=== Source document ===
============
Creating an effective postmortem template starts with a clear title and introduction that summarizes the incident. This sets the stage for anyone reading the document, providing immediate context.

Following this is the incident timeline—a chronological account of events leading up to and during the incident, complete with timestamps. This section is crucial for understanding the sequence of events and identifying contributing factors and potential triggers.

The impact and mitigation section is another critical component. Here, you detail the effects of the incident on users and describe the immediate corrective actions taken. This section helps teams understand the real-world implications of the incident and the effectiveness of their initial response.

Root cause analysis and lessons learned are the heart of any postmortem template. By identifying the root cause, teams can implement measures to prevent similar incidents in the future. Lessons learned provide valuable insights into what worked well and what didn’t, fostering a culture of continuous improvement.

Using a consistent format in postmortem documentation facilitates thorough analysis and more effective incident management. Regularly updating the template based on feedback and outcomes from previous postmortems further enhances its effectiveness. Ultimately, an effective postmortem template is not just a document; it’s a dynamic tool for continuous learning and improvement.

ilert's built-in postmortem feature

ilert takes the hassle out of creating postmortem documents. It automatically gathers data from various incident-related communications and status updates, making the documentation process seamless. This feature is a lifesaver when you’re dealing with the aftermath of an incident and need to focus on analysis rather than data collection.

Integration with chat tools like Slack and Microsoft Teams further streamlines the process. ilert can automatically compile alerts triggered during incidents and include relevant messages from linked channels. This means you don’t have to manually sift through endless chat logs to find pertinent information.

Once the document is generated, its status transitions to “created,” and users can view a simplified markdown version or access the raw text file for further adjustments. This flexibility allows teams to fine-tune the document before sharing it with stakeholders, ensuring that it meets all requirements and provides valuable insights into the development process.

Moreover, ilert allows you to link postmortems to specific incidents and publish them on all relevant status pages. This ensures everyone is aligned and has access to the postmortem report. Making the postmortem process more efficient, ilert helps teams concentrate on identifying root causes and areas for improvement.

Example incident and postmortem document creation with ilert

Let's imagine the following incident scenario to show you ilert in action and help you better understand the structure of the postmortem process.

Incident scenario

Company XY is a website hosting service that utilizes a cloud provider to host and deliver their customers’ websites. They get notified about any incidents on the cloud provider's site.

In the late afternoon, several alerts were created in ilert signaling unreachable customer websites. About half of the customers were impacted. The issue was escalated by the responder, creating an incident. Gregory created an incident and set the status to "Investigating." This was immediately reflected on the status page. After identifying the cause of the problem, the status was changed to "Identified" to keep the users informed. Later, Francesca chimed in, got info from the provider, and set the status to "Monitoring." After 1,5 hours, the incident was resolved, and Francesca put the status to "Resolved."
============
=== Data lines ===

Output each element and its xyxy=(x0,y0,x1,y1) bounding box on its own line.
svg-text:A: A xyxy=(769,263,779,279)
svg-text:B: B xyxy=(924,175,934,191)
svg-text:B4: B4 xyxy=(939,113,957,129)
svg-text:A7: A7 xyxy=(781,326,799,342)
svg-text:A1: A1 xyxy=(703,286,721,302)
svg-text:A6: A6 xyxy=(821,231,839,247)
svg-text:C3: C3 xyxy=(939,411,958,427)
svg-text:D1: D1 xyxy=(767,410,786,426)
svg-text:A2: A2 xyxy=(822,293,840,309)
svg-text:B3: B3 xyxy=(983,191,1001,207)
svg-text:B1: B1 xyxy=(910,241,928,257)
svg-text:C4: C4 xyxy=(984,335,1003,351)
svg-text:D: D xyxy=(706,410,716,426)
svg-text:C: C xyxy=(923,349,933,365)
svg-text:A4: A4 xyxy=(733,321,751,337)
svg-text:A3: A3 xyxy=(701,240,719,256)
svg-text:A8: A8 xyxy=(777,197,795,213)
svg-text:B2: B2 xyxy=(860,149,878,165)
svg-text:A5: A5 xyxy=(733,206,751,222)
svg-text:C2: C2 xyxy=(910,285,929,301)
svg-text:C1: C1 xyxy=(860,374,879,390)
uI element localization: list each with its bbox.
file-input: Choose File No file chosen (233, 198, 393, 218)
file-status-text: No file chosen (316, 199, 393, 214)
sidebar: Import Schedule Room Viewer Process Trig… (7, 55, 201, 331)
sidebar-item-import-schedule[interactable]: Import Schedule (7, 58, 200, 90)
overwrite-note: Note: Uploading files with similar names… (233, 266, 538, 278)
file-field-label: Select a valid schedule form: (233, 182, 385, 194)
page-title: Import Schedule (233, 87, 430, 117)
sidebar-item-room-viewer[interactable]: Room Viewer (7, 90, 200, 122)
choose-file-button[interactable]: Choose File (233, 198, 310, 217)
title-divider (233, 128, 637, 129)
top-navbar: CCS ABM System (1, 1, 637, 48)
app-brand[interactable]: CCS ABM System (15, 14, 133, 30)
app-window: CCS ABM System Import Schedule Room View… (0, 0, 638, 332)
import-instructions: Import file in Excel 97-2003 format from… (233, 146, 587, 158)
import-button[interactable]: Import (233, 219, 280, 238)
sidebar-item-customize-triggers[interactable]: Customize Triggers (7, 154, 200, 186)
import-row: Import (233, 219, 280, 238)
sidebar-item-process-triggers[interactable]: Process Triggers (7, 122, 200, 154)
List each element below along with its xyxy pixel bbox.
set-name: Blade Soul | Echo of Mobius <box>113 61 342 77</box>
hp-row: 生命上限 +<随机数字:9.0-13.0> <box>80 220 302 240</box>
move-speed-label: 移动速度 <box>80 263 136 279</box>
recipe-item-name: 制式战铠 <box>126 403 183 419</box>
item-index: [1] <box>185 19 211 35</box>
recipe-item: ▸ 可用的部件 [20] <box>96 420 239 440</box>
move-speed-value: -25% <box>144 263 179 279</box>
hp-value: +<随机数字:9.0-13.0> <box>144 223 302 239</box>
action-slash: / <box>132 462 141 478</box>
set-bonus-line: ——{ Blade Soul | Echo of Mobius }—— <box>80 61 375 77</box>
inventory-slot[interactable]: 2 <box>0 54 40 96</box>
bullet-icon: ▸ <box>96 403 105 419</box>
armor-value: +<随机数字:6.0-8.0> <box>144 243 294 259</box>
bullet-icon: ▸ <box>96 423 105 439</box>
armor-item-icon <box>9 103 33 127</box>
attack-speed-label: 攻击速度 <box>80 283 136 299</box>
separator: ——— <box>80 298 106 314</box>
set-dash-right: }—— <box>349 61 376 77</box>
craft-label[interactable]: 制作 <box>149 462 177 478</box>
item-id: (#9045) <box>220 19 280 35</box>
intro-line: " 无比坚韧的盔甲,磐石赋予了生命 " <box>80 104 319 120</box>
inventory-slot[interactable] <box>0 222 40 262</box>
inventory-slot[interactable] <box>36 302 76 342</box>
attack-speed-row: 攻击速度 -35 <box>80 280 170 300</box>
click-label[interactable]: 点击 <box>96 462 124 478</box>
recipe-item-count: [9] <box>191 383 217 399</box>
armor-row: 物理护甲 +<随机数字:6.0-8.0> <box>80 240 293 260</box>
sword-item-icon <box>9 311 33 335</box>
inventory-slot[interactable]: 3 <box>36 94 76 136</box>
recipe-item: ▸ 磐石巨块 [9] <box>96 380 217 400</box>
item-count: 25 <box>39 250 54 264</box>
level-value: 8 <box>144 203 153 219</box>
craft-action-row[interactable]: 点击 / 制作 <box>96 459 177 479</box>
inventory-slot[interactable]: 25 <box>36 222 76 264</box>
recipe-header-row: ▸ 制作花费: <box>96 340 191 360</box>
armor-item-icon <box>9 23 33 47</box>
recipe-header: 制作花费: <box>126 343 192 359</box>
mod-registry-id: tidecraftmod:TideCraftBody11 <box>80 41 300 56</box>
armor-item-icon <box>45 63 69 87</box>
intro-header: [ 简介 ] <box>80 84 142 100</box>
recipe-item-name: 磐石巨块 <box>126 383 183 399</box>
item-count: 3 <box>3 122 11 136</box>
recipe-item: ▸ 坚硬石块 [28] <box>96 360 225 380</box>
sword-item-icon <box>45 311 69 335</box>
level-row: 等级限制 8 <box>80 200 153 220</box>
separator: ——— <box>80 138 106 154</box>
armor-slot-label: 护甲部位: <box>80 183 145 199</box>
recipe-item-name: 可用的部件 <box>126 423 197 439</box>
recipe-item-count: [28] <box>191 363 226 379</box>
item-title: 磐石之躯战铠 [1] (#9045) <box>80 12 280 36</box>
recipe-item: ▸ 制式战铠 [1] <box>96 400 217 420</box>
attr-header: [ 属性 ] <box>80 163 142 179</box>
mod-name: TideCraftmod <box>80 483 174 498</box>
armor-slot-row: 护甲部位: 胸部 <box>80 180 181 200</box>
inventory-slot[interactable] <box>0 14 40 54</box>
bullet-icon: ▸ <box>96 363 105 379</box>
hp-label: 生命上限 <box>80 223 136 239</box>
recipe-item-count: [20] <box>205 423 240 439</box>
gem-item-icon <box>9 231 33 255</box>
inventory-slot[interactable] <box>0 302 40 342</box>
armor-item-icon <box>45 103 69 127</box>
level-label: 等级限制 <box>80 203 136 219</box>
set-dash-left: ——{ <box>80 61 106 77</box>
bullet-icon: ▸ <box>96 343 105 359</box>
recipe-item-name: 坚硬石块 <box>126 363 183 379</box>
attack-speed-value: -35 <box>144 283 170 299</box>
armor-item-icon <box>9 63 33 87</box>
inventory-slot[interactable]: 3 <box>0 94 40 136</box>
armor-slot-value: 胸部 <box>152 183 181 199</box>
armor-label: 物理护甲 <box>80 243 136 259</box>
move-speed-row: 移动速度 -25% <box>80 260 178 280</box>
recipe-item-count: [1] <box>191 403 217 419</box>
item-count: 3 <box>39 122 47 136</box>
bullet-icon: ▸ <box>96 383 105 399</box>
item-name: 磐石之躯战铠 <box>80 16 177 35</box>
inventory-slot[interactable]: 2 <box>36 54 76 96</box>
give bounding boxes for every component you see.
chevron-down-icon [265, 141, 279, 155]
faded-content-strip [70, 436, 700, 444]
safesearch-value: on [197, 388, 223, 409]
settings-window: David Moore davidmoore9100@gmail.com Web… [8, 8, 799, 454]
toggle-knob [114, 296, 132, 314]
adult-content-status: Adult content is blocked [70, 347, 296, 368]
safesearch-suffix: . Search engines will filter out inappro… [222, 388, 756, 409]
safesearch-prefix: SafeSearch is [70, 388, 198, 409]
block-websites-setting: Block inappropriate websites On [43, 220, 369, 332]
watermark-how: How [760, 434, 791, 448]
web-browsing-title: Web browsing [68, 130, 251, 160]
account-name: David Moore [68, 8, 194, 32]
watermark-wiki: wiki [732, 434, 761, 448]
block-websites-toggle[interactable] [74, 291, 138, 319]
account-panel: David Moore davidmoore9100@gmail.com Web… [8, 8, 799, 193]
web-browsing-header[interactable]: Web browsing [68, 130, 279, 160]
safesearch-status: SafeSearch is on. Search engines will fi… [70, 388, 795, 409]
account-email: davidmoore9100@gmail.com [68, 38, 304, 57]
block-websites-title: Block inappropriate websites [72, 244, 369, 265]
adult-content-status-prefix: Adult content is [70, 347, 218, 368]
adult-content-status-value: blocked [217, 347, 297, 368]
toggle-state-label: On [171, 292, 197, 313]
============
=== Work to complete ===
1. In the postmortem article, which chat tools are named as integrating with ilert?
2. Using the postmortem article, explain why root cause analysis and lessons learned are called the heart of a postmortem template.
3. Write the next part of the postmortem article, picking up right after its last sentence about the incident scenario.

=== Results in order ===
1. Slack and Microsoft Teams.

2. Identifying the root cause lets teams put measures in place that prevent similar incidents in the future. Lessons learned show what worked well and what didn't, which fosters a culture of continuous improvement.

3.
(By the way, if you are feeling lost identifying the difference between alerts and incidents, we have a dedicated article. Shortly, alerts are technical signals from monitoring tools, while incidents stand for the disruptions that impact users and must be communicated).

The illustrations below show the whole process vividly.

Postmortem creation with ilert
The team receives alerts and communicates via ilert incident management platform
Incident creation in ilert
An incident is created in ilert
How to create a postmortem automatically
The incident is resolved
Generate postmortem using ilert AI
Automatic postmortem generation with ilert AI
Postmortem template from ilert
A preview of the postmortem document created with ilert AI

Automatic postmortem creation

After the dust had settled, engineers created a postmortem report. ilert reviewed all available information, including alert details, logs, messages, and status updates, and prepared a clear, structured post-mortem document.

All postmortems are saved in ilert. However, users can also download or save it as a plain text.

# [00000 Partial data center outage causing some websites to be down.](https://test.ilert.com/incidents/view?id=000)
Generated by Francesca Sala on 18.03.2025 17:40.
All timestamps are local to Europe/Berlin.

# Post-Mortem Document

## Incident Timeline

### March 18, 2025
- **14:26:24.109Z**: Received event from alert source indicating website thernos.com is down.
- **14:26:25.426Z**: Francesca Sala notified via email.
- **14:26:25.437Z**: Gregory George notified via email.
- **14:26:24.129Z**: Assigned to Gregory George.
- **14:27:06.664Z**: Accepted by Gregory George.
- **14:33:52.317Z**: Gregory George linked incident 'Partial data center outage causing some websites to be down' to this alert.
- **14:36:46.682Z**: Gregory George changed linked incident status to Identified.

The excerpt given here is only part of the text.